--- WHAT YOU ARE ASKED TO DO ---
Arrange every line of the data below as a numbered list, skipping blank lines and leaving the pictures out.

--- DATASET CONTENT ---
>> Begin
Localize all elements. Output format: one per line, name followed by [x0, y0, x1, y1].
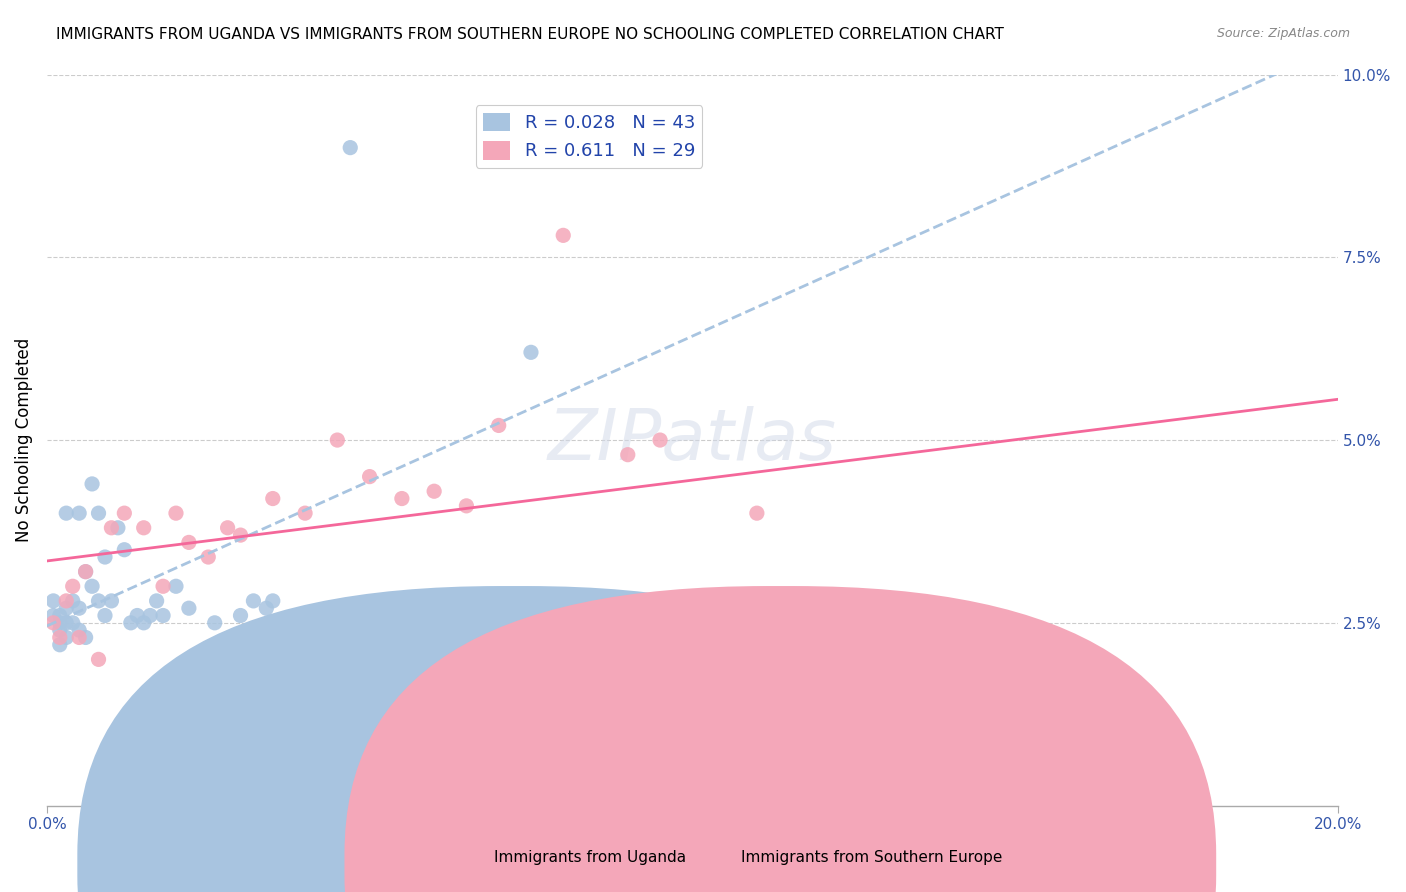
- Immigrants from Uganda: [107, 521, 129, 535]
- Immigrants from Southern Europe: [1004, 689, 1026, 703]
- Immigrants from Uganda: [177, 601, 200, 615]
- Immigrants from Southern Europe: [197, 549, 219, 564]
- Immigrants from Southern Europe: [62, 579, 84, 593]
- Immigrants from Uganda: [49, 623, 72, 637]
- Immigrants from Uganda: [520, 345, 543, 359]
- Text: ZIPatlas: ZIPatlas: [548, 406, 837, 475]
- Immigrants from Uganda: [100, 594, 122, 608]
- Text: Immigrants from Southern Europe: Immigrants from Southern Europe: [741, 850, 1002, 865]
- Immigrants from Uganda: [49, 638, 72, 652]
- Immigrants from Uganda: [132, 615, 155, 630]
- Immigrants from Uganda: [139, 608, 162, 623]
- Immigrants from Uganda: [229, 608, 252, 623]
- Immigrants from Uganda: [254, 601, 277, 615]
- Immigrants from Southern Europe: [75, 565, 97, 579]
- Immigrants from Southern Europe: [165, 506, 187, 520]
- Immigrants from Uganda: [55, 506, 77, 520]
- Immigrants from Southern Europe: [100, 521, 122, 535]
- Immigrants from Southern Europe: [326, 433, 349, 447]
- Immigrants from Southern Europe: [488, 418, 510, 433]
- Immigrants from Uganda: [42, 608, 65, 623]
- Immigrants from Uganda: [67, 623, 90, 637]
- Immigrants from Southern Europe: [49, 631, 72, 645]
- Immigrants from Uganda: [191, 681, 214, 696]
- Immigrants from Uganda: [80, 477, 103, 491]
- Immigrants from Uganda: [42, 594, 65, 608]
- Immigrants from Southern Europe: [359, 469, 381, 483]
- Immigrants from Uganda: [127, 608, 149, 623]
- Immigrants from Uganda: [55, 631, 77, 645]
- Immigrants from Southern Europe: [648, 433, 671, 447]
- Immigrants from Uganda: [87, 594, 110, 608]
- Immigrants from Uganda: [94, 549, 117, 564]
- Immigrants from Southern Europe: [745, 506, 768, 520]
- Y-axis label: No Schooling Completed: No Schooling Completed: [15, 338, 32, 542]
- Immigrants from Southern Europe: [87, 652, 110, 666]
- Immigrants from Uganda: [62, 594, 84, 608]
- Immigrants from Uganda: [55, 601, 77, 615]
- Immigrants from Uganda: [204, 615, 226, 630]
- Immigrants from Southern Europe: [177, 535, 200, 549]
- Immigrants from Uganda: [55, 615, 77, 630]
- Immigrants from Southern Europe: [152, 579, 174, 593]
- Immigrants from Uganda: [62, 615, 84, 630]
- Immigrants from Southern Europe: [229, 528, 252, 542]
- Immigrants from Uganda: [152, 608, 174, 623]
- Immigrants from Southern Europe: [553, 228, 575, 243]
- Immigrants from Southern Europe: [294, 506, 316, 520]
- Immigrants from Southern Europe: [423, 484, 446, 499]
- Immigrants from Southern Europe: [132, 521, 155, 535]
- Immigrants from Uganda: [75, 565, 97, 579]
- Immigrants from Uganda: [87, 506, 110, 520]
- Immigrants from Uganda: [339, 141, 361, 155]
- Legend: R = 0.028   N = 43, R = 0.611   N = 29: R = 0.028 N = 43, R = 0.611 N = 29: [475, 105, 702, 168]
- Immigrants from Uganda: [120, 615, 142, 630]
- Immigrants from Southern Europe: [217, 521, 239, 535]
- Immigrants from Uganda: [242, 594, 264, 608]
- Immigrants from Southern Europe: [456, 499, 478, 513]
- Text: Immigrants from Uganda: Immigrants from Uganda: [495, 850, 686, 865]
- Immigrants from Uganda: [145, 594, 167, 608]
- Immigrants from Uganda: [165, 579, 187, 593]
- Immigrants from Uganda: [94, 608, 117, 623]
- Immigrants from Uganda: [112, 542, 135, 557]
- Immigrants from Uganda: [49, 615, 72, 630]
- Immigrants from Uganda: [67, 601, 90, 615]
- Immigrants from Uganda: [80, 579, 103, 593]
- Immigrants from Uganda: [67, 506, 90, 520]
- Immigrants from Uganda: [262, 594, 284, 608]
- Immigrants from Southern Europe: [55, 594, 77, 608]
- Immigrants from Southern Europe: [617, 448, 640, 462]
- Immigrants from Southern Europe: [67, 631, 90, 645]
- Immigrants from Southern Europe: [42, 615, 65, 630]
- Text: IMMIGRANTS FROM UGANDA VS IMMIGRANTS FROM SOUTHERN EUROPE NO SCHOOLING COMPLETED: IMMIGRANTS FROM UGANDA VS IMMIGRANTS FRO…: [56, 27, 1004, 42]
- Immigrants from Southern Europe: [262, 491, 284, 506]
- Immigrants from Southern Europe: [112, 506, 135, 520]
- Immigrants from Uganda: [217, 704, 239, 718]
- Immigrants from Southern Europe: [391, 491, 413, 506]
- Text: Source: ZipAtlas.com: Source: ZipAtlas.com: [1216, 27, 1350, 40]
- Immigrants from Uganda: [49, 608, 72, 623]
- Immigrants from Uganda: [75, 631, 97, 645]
>> End
--- RESPONSE ---
1. Localize all elements. Output format: one per line, name followed by [x0, y0, x1, y1].
2. - Immigrants from Uganda: [107, 521, 129, 535]
3. - Immigrants from Southern Europe: [1004, 689, 1026, 703]
4. - Immigrants from Uganda: [177, 601, 200, 615]
5. - Immigrants from Southern Europe: [197, 549, 219, 564]
6. - Immigrants from Southern Europe: [62, 579, 84, 593]
7. - Immigrants from Uganda: [49, 623, 72, 637]
8. - Immigrants from Uganda: [520, 345, 543, 359]
9. - Text: ZIPatlas: ZIPatlas: [548, 406, 837, 475]
10. - Immigrants from Uganda: [100, 594, 122, 608]
11. - Text: Immigrants from Southern Europe: Immigrants from Southern Europe: [741, 850, 1002, 865]
12. - Immigrants from Uganda: [49, 638, 72, 652]
13. - Immigrants from Uganda: [132, 615, 155, 630]
14. - Immigrants from Uganda: [139, 608, 162, 623]
15. - Immigrants from Uganda: [229, 608, 252, 623]
16. - Immigrants from Uganda: [254, 601, 277, 615]
17. - Immigrants from Southern Europe: [75, 565, 97, 579]
18. - Immigrants from Southern Europe: [165, 506, 187, 520]
19. - Immigrants from Uganda: [55, 506, 77, 520]
20. - Immigrants from Southern Europe: [100, 521, 122, 535]
21. - Immigrants from Southern Europe: [326, 433, 349, 447]
22. - Immigrants from Southern Europe: [488, 418, 510, 433]
23. - Immigrants from Uganda: [42, 608, 65, 623]
24. - Immigrants from Uganda: [67, 623, 90, 637]
25. - Immigrants from Southern Europe: [49, 631, 72, 645]
26. - Immigrants from Uganda: [191, 681, 214, 696]
27. - Immigrants from Uganda: [80, 477, 103, 491]
28. - Immigrants from Uganda: [42, 594, 65, 608]
29. - Immigrants from Southern Europe: [359, 469, 381, 483]
30. - Immigrants from Uganda: [127, 608, 149, 623]
31. - Immigrants from Uganda: [55, 631, 77, 645]
32. - Immigrants from Southern Europe: [648, 433, 671, 447]
33. - Immigrants from Uganda: [87, 594, 110, 608]
34. - Immigrants from Uganda: [94, 549, 117, 564]
35. - Immigrants from Southern Europe: [745, 506, 768, 520]
36. - Y-axis label: No Schooling Completed: No Schooling Completed: [15, 338, 32, 542]
37. - Immigrants from Southern Europe: [87, 652, 110, 666]
38. - Immigrants from Uganda: [62, 594, 84, 608]
39. - Immigrants from Uganda: [55, 601, 77, 615]
40. - Immigrants from Uganda: [204, 615, 226, 630]
41. - Immigrants from Southern Europe: [177, 535, 200, 549]
42. - Immigrants from Uganda: [55, 615, 77, 630]
43. - Immigrants from Southern Europe: [152, 579, 174, 593]
44. - Immigrants from Uganda: [62, 615, 84, 630]
45. - Immigrants from Southern Europe: [229, 528, 252, 542]
46. - Immigrants from Uganda: [152, 608, 174, 623]
47. - Immigrants from Southern Europe: [553, 228, 575, 243]
48. - Immigrants from Southern Europe: [294, 506, 316, 520]
49. - Immigrants from Southern Europe: [423, 484, 446, 499]
50. - Immigrants from Southern Europe: [132, 521, 155, 535]
51. - Immigrants from Uganda: [75, 565, 97, 579]
52. - Immigrants from Uganda: [87, 506, 110, 520]
53. - Immigrants from Uganda: [339, 141, 361, 155]
54. - Legend: R = 0.028   N = 43, R = 0.611   N = 29: R = 0.028 N = 43, R = 0.611 N = 29: [475, 105, 702, 168]
55. - Immigrants from Uganda: [120, 615, 142, 630]
56. - Immigrants from Southern Europe: [217, 521, 239, 535]
57. - Immigrants from Uganda: [242, 594, 264, 608]
58. - Immigrants from Southern Europe: [456, 499, 478, 513]
59. - Text: Immigrants from Uganda: Immigrants from Uganda: [495, 850, 686, 865]
60. - Immigrants from Uganda: [145, 594, 167, 608]
61. - Immigrants from Uganda: [165, 579, 187, 593]
62. - Immigrants from Uganda: [94, 608, 117, 623]
63. - Immigrants from Uganda: [112, 542, 135, 557]
64. - Immigrants from Uganda: [49, 615, 72, 630]
65. - Immigrants from Uganda: [67, 601, 90, 615]
66. - Immigrants from Uganda: [80, 579, 103, 593]
67. - Immigrants from Uganda: [67, 506, 90, 520]
68. - Immigrants from Uganda: [262, 594, 284, 608]
69. - Immigrants from Southern Europe: [55, 594, 77, 608]
70. - Immigrants from Southern Europe: [617, 448, 640, 462]
71. - Immigrants from Southern Europe: [67, 631, 90, 645]
72. - Immigrants from Southern Europe: [42, 615, 65, 630]
73. - Text: IMMIGRANTS FROM UGANDA VS IMMIGRANTS FROM SOUTHERN EUROPE NO SCHOOLING COMPLETED: IMMIGRANTS FROM UGANDA VS IMMIGRANTS FRO…: [56, 27, 1004, 42]
74. - Immigrants from Southern Europe: [262, 491, 284, 506]
75. - Immigrants from Southern Europe: [112, 506, 135, 520]
76. - Immigrants from Uganda: [217, 704, 239, 718]
77. - Immigrants from Southern Europe: [391, 491, 413, 506]
78. - Text: Source: ZipAtlas.com: Source: ZipAtlas.com: [1216, 27, 1350, 40]
79. - Immigrants from Uganda: [49, 608, 72, 623]
80. - Immigrants from Uganda: [75, 631, 97, 645]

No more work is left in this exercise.